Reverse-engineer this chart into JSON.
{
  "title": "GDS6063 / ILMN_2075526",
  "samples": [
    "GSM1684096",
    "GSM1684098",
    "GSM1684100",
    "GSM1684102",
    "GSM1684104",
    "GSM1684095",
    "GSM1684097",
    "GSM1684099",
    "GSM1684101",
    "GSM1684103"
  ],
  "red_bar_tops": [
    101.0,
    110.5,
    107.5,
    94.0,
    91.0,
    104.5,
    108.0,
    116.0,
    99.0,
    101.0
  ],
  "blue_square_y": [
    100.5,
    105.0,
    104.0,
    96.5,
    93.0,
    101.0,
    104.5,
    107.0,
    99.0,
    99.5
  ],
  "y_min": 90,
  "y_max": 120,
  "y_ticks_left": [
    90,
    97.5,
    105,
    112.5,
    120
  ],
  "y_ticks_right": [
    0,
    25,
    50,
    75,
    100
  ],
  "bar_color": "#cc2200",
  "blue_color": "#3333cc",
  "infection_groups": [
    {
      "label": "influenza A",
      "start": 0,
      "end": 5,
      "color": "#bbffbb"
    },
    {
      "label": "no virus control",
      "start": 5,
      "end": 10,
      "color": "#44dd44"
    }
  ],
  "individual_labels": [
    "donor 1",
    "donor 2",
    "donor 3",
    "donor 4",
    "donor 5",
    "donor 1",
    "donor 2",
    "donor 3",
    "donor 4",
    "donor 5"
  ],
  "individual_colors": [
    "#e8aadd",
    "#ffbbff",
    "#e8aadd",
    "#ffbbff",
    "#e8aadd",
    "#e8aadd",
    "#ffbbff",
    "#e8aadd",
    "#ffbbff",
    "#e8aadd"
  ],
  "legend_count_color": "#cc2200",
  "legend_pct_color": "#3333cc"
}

- Work request
Could you restate the records above word for word?

- Exercise response
Reverse-engineer this chart into JSON.
{
  "title": "GDS6063 / ILMN_2075526",
  "samples": [
    "GSM1684096",
    "GSM1684098",
    "GSM1684100",
    "GSM1684102",
    "GSM1684104",
    "GSM1684095",
    "GSM1684097",
    "GSM1684099",
    "GSM1684101",
    "GSM1684103"
  ],
  "red_bar_tops": [
    101.0,
    110.5,
    107.5,
    94.0,
    91.0,
    104.5,
    108.0,
    116.0,
    99.0,
    101.0
  ],
  "blue_square_y": [
    100.5,
    105.0,
    104.0,
    96.5,
    93.0,
    101.0,
    104.5,
    107.0,
    99.0,
    99.5
  ],
  "y_min": 90,
  "y_max": 120,
  "y_ticks_left": [
    90,
    97.5,
    105,
    112.5,
    120
  ],
  "y_ticks_right": [
    0,
    25,
    50,
    75,
    100
  ],
  "bar_color": "#cc2200",
  "blue_color": "#3333cc",
  "infection_groups": [
    {
      "label": "influenza A",
      "start": 0,
      "end": 5,
      "color": "#bbffbb"
    },
    {
      "label": "no virus control",
      "start": 5,
      "end": 10,
      "color": "#44dd44"
    }
  ],
  "individual_labels": [
    "donor 1",
    "donor 2",
    "donor 3",
    "donor 4",
    "donor 5",
    "donor 1",
    "donor 2",
    "donor 3",
    "donor 4",
    "donor 5"
  ],
  "individual_colors": [
    "#e8aadd",
    "#ffbbff",
    "#e8aadd",
    "#ffbbff",
    "#e8aadd",
    "#e8aadd",
    "#ffbbff",
    "#e8aadd",
    "#ffbbff",
    "#e8aadd"
  ],
  "legend_count_color": "#cc2200",
  "legend_pct_color": "#3333cc"
}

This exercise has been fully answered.